Tugas dan Latihan:
1/ Tentukan apakah tiap pernyataan berikut sesuai dengan teks tentang penerimaan kebudayaan asing. Jawab ya atau tidak, lalu kutip kata-kata dari teks yang menjadi dasarnya.
(a) Unsur kebudayaan kebendaan termasuk unsur asing yang mudah diterima.
(b) Generasi tua dianggap cepat menerima unsur baru.
(c) Sistem otoriter mudah menerima unsur kebudayaan baru.
2/ Jawab pertanyaan berikut berdasarkan teks tentang penerimaan kebudayaan asing.
(a) Menurut teks, masyarakat daerah timur terbuka dan toleran terhadap bangsa lain selama apa?
(b) Apa saja contoh unsur yang menyangkut sistem kepercayaan?
(c) Apa contoh paling mudah dari unsur yang dipelajari pada taraf pertama proses sosialisasi?
3/ Tuliskan kembali bagian teks tentang penerimaan kebudayaan asing yang dibuka dengan kata-kata "3. Pada umumnya" dan ditutup dengan "oleh nilai-nilai agama.".

Teks Pilihan:
::::::::

Pada dasarnya masyarakat daerah timur dengan contoh Indonesia, sangat terbuka dan toleran terhadap bangsa lain, tetapi selama masih sesuai dengan norma, etika serta adat istiadat yang ada di Indonesia.
Pada umumnya unsur-unsur kebudayaan asing yang mudah diterima adalah unsur kebudayaan kebendaan seperti peralatan yang terutama sangat mudah dipakai dan dirasakan sangat bermanfaat bagi masyarakat yang menerimanya. Contohnya : Handphone, komputer, dan lain – lain.
Namun ada pula unsur-unsur kebudayaan asing yang sulit diterima adalah misalnya :
1. Unsur-unsur yang menyangkut sistem kepercayaan seperti ideologi, falsafah hidup dan lain-lain.
2. Unsur-unsur yang dipelajari pada taraf pertama proses sosialisasi. Contoh yang paling mudah adalah soal makanan pokok suatu masyarakat.
3. Pada umumnya generasi muda dianggap sebagai individu-individu yang cepat menerima unsur-unsur kebudayaan asing yang masuk melalui proses akulturasi. Sebaliknya generasi tua, dianggap sebagai orang-orang kolot yang sukar menerima unsur baru.
4. Suatu masyarakat yang terkena proses akulturasi, selalu ada kelompok-kelompok individu yang sukar sekali atau bahkan tak dapat menyesuaikan diri dengan perubahan-perubahan yang terjadi.
Berbagai faktor yang mempengaruhi diterima atau tidaknya suatu unsur kebudayaan baru diantaranya :
1. Terbatasnya masyarakat memiliki hubungan atau kontak dengan kebudayaan dan dengan orang-orang yang berasal dari luar masyarakat tersebut.
2. Jika pandangan hidup dan nilai yang dominan dalam suatu kebudayaan ditentukan oleh nilai-nilai agama.
3. Corak struktur sosial suatu masyarakat turut menentukan proses penerimaan kebudayaan baru. Misalnya sistem otoriter akan sukar menerima unsur kebudayaan baru.
4. Suatu unsur kebudayaan diterima jika sebelumnya sudah ada unsur-unsur kebudayaan yang menjadi landasan bagi diterimanya unsur kebudayaan yang baru tersebut.
5. Apabila unsur yang baru itu memiliki skala kegiatan yang terbatas.

::::::::

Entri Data
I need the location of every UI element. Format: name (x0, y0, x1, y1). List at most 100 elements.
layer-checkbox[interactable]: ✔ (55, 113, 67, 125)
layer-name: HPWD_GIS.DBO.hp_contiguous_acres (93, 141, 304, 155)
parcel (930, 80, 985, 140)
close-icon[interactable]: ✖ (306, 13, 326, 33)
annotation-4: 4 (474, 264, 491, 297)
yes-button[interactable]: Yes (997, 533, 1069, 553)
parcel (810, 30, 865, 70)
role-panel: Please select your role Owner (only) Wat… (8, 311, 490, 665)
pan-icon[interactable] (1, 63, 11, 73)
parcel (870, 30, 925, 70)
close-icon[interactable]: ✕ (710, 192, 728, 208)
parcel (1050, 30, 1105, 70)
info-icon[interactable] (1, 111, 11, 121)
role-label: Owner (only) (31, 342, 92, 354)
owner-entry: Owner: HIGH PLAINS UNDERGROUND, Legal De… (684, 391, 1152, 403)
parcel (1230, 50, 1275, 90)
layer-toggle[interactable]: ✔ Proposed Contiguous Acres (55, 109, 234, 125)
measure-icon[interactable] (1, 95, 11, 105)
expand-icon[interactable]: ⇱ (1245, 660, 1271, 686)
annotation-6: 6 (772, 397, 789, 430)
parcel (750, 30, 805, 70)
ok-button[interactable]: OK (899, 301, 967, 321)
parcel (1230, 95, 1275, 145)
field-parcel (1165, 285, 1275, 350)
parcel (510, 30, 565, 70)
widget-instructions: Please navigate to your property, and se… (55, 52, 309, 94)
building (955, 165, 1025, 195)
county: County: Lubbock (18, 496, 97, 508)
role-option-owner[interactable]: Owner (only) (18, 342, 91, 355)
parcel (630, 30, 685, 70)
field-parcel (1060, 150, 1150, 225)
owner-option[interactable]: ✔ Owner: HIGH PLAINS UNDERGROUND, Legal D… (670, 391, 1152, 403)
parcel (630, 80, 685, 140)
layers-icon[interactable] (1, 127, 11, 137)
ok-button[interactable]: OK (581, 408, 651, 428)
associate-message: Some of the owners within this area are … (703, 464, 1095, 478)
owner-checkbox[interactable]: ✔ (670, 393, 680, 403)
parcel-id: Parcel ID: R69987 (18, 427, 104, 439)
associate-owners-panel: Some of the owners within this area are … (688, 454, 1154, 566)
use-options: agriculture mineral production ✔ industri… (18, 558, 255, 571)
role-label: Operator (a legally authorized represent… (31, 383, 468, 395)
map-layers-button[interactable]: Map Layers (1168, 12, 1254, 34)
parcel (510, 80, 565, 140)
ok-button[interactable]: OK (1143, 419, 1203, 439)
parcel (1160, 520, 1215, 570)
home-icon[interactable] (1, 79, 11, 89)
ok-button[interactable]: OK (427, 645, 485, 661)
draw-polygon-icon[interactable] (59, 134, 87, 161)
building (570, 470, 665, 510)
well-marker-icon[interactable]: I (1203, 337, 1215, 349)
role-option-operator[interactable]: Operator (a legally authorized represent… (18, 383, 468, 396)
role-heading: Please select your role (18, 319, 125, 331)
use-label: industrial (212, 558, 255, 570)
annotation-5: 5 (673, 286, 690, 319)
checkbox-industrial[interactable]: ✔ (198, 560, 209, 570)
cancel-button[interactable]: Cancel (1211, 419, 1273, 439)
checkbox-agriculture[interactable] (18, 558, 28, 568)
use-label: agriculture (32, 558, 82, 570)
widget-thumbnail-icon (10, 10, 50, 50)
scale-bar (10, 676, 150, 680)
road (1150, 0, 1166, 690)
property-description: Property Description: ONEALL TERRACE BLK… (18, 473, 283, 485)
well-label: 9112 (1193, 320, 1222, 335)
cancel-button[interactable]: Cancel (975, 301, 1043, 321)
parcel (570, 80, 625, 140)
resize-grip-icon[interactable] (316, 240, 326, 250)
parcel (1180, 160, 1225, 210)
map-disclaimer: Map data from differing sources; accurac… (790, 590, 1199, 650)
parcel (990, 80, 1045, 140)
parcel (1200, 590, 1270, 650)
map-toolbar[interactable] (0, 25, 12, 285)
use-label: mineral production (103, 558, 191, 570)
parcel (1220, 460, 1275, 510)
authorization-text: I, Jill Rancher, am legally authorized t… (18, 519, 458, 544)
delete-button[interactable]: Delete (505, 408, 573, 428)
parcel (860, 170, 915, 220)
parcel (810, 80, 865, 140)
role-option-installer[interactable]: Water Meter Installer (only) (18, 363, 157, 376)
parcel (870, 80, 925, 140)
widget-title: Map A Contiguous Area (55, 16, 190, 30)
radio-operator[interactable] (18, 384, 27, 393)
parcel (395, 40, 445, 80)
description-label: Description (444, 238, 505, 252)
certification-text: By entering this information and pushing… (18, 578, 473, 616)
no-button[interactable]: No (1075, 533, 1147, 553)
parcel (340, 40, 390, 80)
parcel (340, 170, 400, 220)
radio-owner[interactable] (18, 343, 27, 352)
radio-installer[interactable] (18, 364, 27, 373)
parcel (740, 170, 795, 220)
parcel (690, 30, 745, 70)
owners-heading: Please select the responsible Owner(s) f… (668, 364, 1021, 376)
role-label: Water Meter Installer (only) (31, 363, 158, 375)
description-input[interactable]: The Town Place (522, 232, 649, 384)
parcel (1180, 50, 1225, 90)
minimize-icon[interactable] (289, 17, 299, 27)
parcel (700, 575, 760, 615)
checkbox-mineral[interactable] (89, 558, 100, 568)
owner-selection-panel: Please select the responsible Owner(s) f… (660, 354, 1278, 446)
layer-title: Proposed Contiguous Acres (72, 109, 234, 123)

::::::::

Jawaban Latihan:
1/
(a) Ya: "unsur-unsur kebudayaan asing yang mudah diterima adalah unsur kebudayaan kebendaan"
(b) Tidak: "generasi tua, dianggap sebagai orang-orang kolot yang sukar menerima unsur baru"
(c) Tidak: "sistem otoriter akan sukar menerima unsur kebudayaan baru"

2/
(a) Selama masih sesuai dengan norma, etika serta adat istiadat yang ada di Indonesia.
(b) Ideologi, falsafah hidup dan lain-lain.
(c) Soal makanan pokok suatu masyarakat.

3/
3. Pada umumnya generasi muda dianggap sebagai individu-individu yang cepat menerima unsur-unsur kebudayaan asing yang masuk melalui proses akulturasi. Sebaliknya generasi tua, dianggap sebagai orang-orang kolot yang sukar menerima unsur baru.
4. Suatu masyarakat yang terkena proses akulturasi, selalu ada kelompok-kelompok individu yang sukar sekali atau bahkan tak dapat menyesuaikan diri dengan perubahan-perubahan yang terjadi.
Berbagai faktor yang mempengaruhi diterima atau tidaknya suatu unsur kebudayaan baru diantaranya :
1. Terbatasnya masyarakat memiliki hubungan atau kontak dengan kebudayaan dan dengan orang-orang yang berasal dari luar masyarakat tersebut.
2. Jika pandangan hidup dan nilai yang dominan dalam suatu kebudayaan ditentukan oleh nilai-nilai agama.